WRITTEN INSTRUCTION
Reproduce the entries in the stretch from the line containing "series-line [513, 421, 535, 609]" through the line containing "y-tick-label: 840 [253, 479, 270, 490]", with "series-line" changed to "data-curve" and nothing else altered.

· · · ·

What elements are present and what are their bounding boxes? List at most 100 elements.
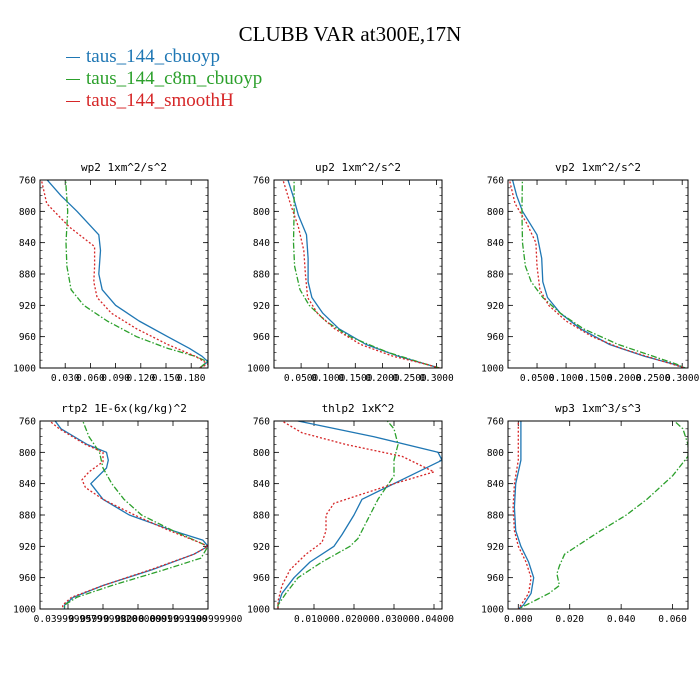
series-line [513, 421, 535, 609]
series-line [521, 180, 686, 368]
x-tick-label: 0.020 [555, 614, 584, 625]
y-tick-label: 920 [19, 542, 36, 553]
y-tick-label: 1000 [13, 605, 36, 616]
panel-title: vp2 1xm^2/s^2 [555, 161, 641, 174]
y-tick-label: 1000 [481, 364, 504, 375]
plot-panel: wp2 1xm^2/s^2 760 800 840 880 920 960 1000 0.030… [13, 161, 209, 384]
y-tick-label: 840 [253, 479, 270, 490]
plot-panel: rtp2 1E-6x(kg/kg)^2 760 800 840 880 920 960 100… [13, 402, 242, 625]
x-tick-label: 0.3000 [665, 373, 700, 384]
y-tick-label: 960 [253, 332, 270, 343]
x-tick-label: 0.1000 [549, 373, 584, 384]
x-tick-label: 0.0399999979 [34, 614, 103, 625]
series-line [63, 421, 208, 609]
x-tick-label: 0.0999999900 [139, 614, 208, 625]
x-tick-label: 0.3000 [419, 373, 454, 384]
panel-title: rtp2 1E-6x(kg/kg)^2 [61, 402, 187, 415]
y-tick-label: 920 [253, 301, 270, 312]
legend: taus_144_cbuoyp taus_144_c8m_cbuoyp taus… [66, 46, 262, 112]
legend-item: taus_144_smoothH [66, 90, 262, 112]
series-line [40, 180, 208, 368]
plot-frame [39, 179, 209, 369]
series-line [48, 421, 208, 609]
plot-frame [273, 420, 443, 610]
legend-label: taus_144_cbuoyp [86, 46, 221, 67]
figure-title: CLUBB VAR at300E,17N [238, 22, 462, 46]
y-tick-label: 840 [487, 238, 504, 249]
y-tick-label: 1000 [247, 605, 270, 616]
plot-panel: wp3 1xm^3/s^3 760 800 840 880 920 960 10000.000… [481, 402, 689, 625]
x-tick-label: 0.0599999920 [69, 614, 138, 625]
series-line [518, 421, 688, 609]
y-tick-label: 880 [253, 270, 270, 281]
series-line [277, 421, 442, 609]
y-tick-label: 1000 [481, 605, 504, 616]
plot-panel: vp2 1xm^2/s^2 760 800 840 880 920 960 1000 0.050… [481, 161, 700, 384]
x-tick-label: 0.0800000001 [104, 614, 173, 625]
legend-label: taus_144_smoothH [86, 90, 234, 111]
y-tick-label: 960 [19, 332, 36, 343]
x-tick-label: 0.000 [504, 614, 533, 625]
x-tick-label: 0.2500 [392, 373, 427, 384]
legend-swatch [66, 78, 80, 80]
x-tick-label: 0.2000 [365, 373, 400, 384]
y-tick-label: 920 [487, 542, 504, 553]
series-line [277, 421, 435, 609]
y-tick-label: 840 [253, 238, 270, 249]
x-tick-label: 0.01000 [294, 614, 334, 625]
plot-frame [507, 420, 689, 610]
x-tick-label: 0.0500 [284, 373, 319, 384]
y-tick-label: 760 [487, 176, 504, 187]
y-tick-label: 880 [487, 511, 504, 522]
y-tick-label: 880 [19, 270, 36, 281]
y-tick-label: 840 [19, 238, 36, 249]
y-tick-label: 760 [253, 417, 270, 428]
y-tick-label: 840 [487, 479, 504, 490]
x-tick-label: 0.1000 [311, 373, 346, 384]
series-line [292, 180, 440, 368]
x-tick-label: 0.1500 [578, 373, 613, 384]
y-tick-label: 800 [19, 207, 36, 218]
y-tick-label: 880 [487, 270, 504, 281]
x-tick-label: 0.03000 [374, 614, 414, 625]
y-tick-label: 760 [487, 417, 504, 428]
y-tick-label: 880 [253, 511, 270, 522]
y-tick-label: 960 [19, 573, 36, 584]
series-line [277, 421, 399, 609]
y-tick-label: 1000 [247, 364, 270, 375]
y-tick-label: 760 [253, 176, 270, 187]
y-tick-label: 800 [487, 448, 504, 459]
y-tick-label: 960 [253, 573, 270, 584]
series-line [282, 180, 440, 368]
y-tick-label: 760 [19, 176, 36, 187]
plot-frame [39, 420, 209, 610]
legend-swatch [66, 100, 80, 102]
y-tick-label: 800 [253, 207, 270, 218]
plot-panel: thlp2 1xK^2 760 800 840 880 920 960 1000 0.01000… [247, 402, 454, 625]
legend-item: taus_144_c8m_cbuoyp [66, 68, 262, 90]
panel-title: up2 1xm^2/s^2 [315, 161, 401, 174]
series-line [64, 180, 208, 368]
x-tick-label: 0.040 [607, 614, 636, 625]
y-tick-label: 880 [19, 511, 36, 522]
y-tick-label: 800 [487, 207, 504, 218]
y-tick-label: 840 [19, 479, 36, 490]
plot-panel: up2 1xm^2/s^2 760 800 840 880 920 960 1000 0.050… [247, 161, 454, 384]
y-tick-label: 760 [19, 417, 36, 428]
x-tick-label: 0.180 [177, 373, 206, 384]
x-tick-label: 0.1199999900 [174, 614, 243, 625]
x-tick-label: 0.1500 [338, 373, 373, 384]
panel-title: wp2 1xm^2/s^2 [81, 161, 167, 174]
legend-label: taus_144_c8m_cbuoyp [86, 68, 263, 89]
x-tick-label: 0.060 [658, 614, 687, 625]
x-tick-label: 0.030 [51, 373, 80, 384]
x-tick-label: 0.120 [126, 373, 155, 384]
series-line [46, 180, 208, 368]
y-tick-label: 920 [487, 301, 504, 312]
x-tick-label: 0.02000 [334, 614, 374, 625]
series-line [287, 180, 440, 368]
x-tick-label: 0.060 [76, 373, 105, 384]
y-tick-label: 800 [19, 448, 36, 459]
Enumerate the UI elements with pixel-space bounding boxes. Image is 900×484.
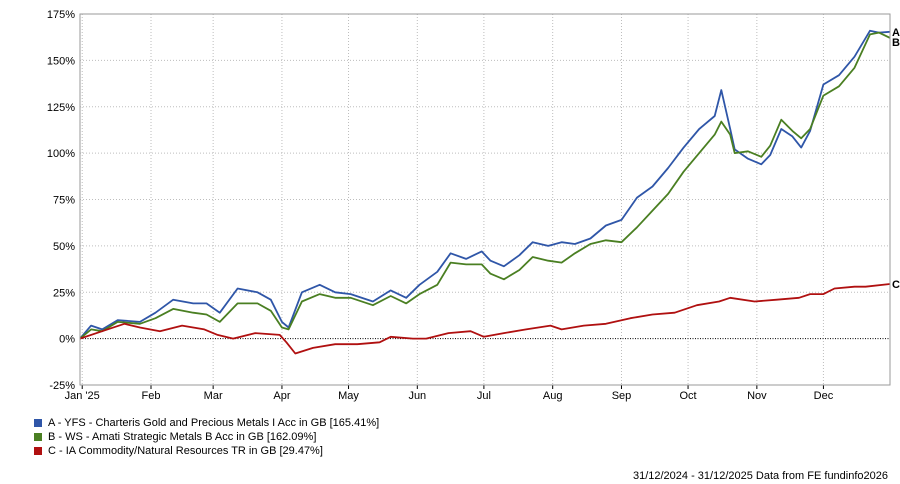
x-tick-label: Jan '25 bbox=[65, 390, 100, 402]
y-tick-label: 125% bbox=[47, 102, 75, 114]
legend-item-c: C - IA Commodity/Natural Resources TR in… bbox=[34, 444, 379, 458]
series-line-a bbox=[79, 29, 891, 340]
end-label-b: B bbox=[892, 37, 900, 49]
x-tick-label: Apr bbox=[273, 390, 290, 402]
series-line-b bbox=[79, 31, 891, 340]
legend-label-c: C - IA Commodity/Natural Resources TR in… bbox=[48, 445, 323, 457]
legend-swatch-a bbox=[34, 419, 42, 427]
x-tick-label: Nov bbox=[747, 390, 767, 402]
y-tick-label: 25% bbox=[53, 287, 75, 299]
footer-credit: 31/12/2024 - 31/12/2025 Data from FE fun… bbox=[633, 470, 888, 482]
legend-swatch-b bbox=[34, 433, 42, 441]
footer-date-range: 31/12/2024 - 31/12/2025 bbox=[632, 470, 753, 482]
legend-item-b: B - WS - Amati Strategic Metals B Acc in… bbox=[34, 430, 379, 444]
plot-frame bbox=[79, 13, 891, 386]
legend-label-b: B - WS - Amati Strategic Metals B Acc in… bbox=[48, 431, 317, 443]
legend-label-a: A - YFS - Charteris Gold and Precious Me… bbox=[48, 417, 380, 429]
line-chart: -25% 0% 25% 50% 75% 100% 125% 150% 175% Jan '25 F… bbox=[47, 9, 900, 402]
y-tick-label: 0% bbox=[59, 334, 75, 346]
x-tick-label: Jul bbox=[477, 390, 491, 402]
y-tick-label: 175% bbox=[47, 9, 75, 21]
y-tick-label: -25% bbox=[49, 380, 75, 392]
y-tick-label: 50% bbox=[53, 241, 75, 253]
x-tick-label: Oct bbox=[679, 390, 696, 402]
x-tick-label: Dec bbox=[814, 390, 834, 402]
series-end-labels: AB C bbox=[892, 27, 900, 291]
legend-swatch-c bbox=[34, 447, 42, 455]
x-tick-label: Sep bbox=[612, 390, 632, 402]
x-tick-label: May bbox=[338, 390, 359, 402]
series-line-c bbox=[79, 283, 891, 355]
x-tick-label: Aug bbox=[543, 390, 563, 402]
series-lines bbox=[79, 29, 891, 355]
y-axis-tick-labels: -25% 0% 25% 50% 75% 100% 125% 150% 175% bbox=[47, 9, 75, 392]
x-axis-tick-labels: Jan '25 Feb Mar Apr May Jun Jul Aug Sep Oct Nov Dec bbox=[65, 385, 834, 402]
x-tick-label: Feb bbox=[142, 390, 161, 402]
gridlines bbox=[80, 14, 890, 385]
y-tick-label: 75% bbox=[53, 195, 75, 207]
end-label-c: C bbox=[892, 279, 900, 291]
legend: A - YFS - Charteris Gold and Precious Me… bbox=[34, 416, 379, 458]
end-label-a: A bbox=[892, 27, 900, 39]
x-tick-label: Mar bbox=[204, 390, 223, 402]
y-tick-label: 150% bbox=[47, 55, 75, 67]
footer-source: Data from FE fundinfo2026 bbox=[755, 470, 888, 482]
y-tick-label: 100% bbox=[47, 148, 75, 160]
x-tick-label: Jun bbox=[408, 390, 426, 402]
legend-item-a: A - YFS - Charteris Gold and Precious Me… bbox=[34, 416, 379, 430]
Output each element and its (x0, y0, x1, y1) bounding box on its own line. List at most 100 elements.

· · · ·

SOLUTION BELOW
data-curve [513, 421, 535, 609]
data-curve [521, 180, 686, 368]
x-tick-label: 0.020 [555, 614, 584, 625]
y-tick-label: 920 [19, 542, 36, 553]
y-tick-label: 1000 [13, 605, 36, 616]
panel-title: vp2 1xm^2/s^2 [555, 161, 641, 174]
y-tick-label: 1000 [481, 364, 504, 375]
plot-panel: wp2 1xm^2/s^2 760 800 840 880 920 960 1000 0.030… [13, 161, 209, 384]
y-tick-label: 840 [253, 479, 270, 490]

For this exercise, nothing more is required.